__Set task__:
Repeat every entry in the listing below, exactly.

__Entries provided__:
** begin **
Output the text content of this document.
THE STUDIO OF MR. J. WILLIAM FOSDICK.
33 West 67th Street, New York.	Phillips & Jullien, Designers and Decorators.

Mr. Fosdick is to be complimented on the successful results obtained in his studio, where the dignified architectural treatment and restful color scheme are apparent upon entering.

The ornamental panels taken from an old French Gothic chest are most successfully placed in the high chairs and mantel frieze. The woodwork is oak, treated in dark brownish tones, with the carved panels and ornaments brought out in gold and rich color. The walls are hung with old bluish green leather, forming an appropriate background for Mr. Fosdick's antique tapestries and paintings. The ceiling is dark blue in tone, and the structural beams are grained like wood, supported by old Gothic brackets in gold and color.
** end **
__Solution for this exercise__:
Output the text content of this document.
THE STUDIO OF MR. J. WILLIAM FOSDICK.
33 West 67th Street, New York.	Phillips & Jullien, Designers and Decorators.

Mr. Fosdick is to be complimented on the successful results obtained in his studio, where the dignified architectural treatment and restful color scheme are apparent upon entering.

The ornamental panels taken from an old French Gothic chest are most successfully placed in the high chairs and mantel frieze. The woodwork is oak, treated in dark brownish tones, with the carved panels and ornaments brought out in gold and rich color. The walls are hung with old bluish green leather, forming an appropriate background for Mr. Fosdick's antique tapestries and paintings. The ceiling is dark blue in tone, and the structural beams are grained like wood, supported by old Gothic brackets in gold and color.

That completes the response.